• PROBLEM STATEMENT:
In the Windows Me column, by how much did ETesting Labs find the same machine's overall speed could drop from one run to the next?

Why Windows Me is not for me
Windows 2000 Professional should be your 98SE upgrade choice
By Steven J. Vaughan-Nichols, Sm@rt Partner
August 14, 2000
I've been playing with Windows Millennium Edition (Me) for more than three months, and I'm not happy. Microsoft tells me that Me really is for the home, not for business. Sorry guys, but I don't want it in my study or my office.
Me's big problem is that it's a performance dog. At least, I found waiting for it certainly made me want to howl.
Me's main slowdown problem comes from its new belt-and-suspenders approach to system stability. That approach to PC health includes features like system file protection, system restore and integrated help center. There's nothing wrong with any of that. Windows is notoriously unstable. But those same safety belts murder performance.
ETesting Labs (formerly ZDLabs) found that, with the heart of the safety system activated, benchmark system performance varied wildly. The same machine would see its overall speed drop by more than 30 percent from one run to the next with little rhyme or rhythm.
In theory, that happens because of the benchmark's demands. I found similar occasional performance drop-offs when I ran three or more applications. Because I never run less than three applications at once, that is simply unacceptable.
Worse still, I discovered that even when Me was behaving, it still ran slower than Windows 98SE with Internet Explorer 5.5 on the same machine. Throw in that high-usage 30 percent ball and chain, and you're talking about a computing experience that's going to make you want to kick your monitor off the desk. Fortunately, I have carpeting and my monitor survived, but my foot still hurts.
You want to secure your desktop Windows from problems? Don't bother with Me; get a copy of Symantec's Norton SystemWorks 2000 for your existing Windows 95 and 98 systems. That way, you'll get computers that will still run quickly and that will run with more stability.

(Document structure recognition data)

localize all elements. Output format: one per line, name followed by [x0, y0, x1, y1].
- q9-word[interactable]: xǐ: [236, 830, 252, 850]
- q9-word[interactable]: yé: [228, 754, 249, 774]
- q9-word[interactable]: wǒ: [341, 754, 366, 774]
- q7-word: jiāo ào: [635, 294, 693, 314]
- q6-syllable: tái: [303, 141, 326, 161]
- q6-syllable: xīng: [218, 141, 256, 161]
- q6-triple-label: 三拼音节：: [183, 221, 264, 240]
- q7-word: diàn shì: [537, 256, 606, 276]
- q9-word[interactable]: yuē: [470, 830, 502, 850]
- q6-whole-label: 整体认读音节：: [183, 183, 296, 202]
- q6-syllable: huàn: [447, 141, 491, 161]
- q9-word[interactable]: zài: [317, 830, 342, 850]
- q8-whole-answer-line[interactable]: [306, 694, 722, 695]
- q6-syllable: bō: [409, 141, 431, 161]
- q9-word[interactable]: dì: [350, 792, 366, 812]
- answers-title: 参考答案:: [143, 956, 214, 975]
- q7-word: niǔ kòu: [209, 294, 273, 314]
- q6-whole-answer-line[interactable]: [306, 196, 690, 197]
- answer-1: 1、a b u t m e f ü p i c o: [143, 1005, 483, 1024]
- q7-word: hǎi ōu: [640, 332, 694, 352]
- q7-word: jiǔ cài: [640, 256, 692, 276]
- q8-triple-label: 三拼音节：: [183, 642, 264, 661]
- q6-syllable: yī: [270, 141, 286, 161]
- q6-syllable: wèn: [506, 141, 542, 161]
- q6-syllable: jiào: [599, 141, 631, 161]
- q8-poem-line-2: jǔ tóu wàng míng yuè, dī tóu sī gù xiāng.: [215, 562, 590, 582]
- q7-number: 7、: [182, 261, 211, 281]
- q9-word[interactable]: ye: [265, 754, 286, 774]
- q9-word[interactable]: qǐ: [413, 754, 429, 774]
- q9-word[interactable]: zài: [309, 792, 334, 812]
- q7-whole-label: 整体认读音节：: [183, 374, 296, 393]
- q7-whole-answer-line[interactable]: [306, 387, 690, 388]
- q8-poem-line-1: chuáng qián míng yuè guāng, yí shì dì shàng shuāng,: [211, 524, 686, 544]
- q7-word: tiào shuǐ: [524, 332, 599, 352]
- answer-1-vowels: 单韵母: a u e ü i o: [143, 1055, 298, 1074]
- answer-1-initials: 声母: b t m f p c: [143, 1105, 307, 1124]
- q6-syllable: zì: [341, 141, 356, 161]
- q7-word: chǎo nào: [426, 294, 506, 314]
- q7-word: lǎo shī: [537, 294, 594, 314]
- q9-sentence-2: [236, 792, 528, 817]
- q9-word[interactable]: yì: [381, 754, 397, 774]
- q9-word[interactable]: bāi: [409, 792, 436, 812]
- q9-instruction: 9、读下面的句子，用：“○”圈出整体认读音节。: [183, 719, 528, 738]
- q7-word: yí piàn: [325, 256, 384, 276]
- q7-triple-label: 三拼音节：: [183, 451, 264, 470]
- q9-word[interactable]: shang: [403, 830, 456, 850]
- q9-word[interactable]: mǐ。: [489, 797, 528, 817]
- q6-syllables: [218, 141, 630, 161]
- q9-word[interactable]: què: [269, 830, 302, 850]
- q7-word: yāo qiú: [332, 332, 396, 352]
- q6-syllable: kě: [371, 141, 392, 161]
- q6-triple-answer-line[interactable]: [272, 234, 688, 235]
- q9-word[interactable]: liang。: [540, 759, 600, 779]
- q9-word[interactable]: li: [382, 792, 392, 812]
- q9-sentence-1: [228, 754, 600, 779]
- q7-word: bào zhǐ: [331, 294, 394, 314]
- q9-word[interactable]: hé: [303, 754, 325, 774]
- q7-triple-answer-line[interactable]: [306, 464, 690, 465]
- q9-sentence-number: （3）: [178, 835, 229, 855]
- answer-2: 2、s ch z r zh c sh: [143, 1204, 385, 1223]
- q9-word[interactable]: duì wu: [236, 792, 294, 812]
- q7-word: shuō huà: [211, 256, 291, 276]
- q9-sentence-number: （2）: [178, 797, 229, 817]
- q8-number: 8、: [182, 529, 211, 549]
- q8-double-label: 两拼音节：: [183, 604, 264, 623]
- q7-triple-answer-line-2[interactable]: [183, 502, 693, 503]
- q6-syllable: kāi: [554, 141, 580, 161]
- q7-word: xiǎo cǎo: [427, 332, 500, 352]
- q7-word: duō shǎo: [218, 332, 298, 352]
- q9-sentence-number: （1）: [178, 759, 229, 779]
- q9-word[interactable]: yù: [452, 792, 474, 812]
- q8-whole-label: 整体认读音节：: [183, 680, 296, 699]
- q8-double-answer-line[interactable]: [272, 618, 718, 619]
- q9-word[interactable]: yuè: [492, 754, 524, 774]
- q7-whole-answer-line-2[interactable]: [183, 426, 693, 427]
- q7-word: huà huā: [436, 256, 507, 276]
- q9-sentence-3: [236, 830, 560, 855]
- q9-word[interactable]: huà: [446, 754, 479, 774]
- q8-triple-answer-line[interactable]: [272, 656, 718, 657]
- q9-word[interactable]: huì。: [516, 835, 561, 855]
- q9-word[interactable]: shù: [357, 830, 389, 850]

• FINISHED TASK:
By more than 30 percent.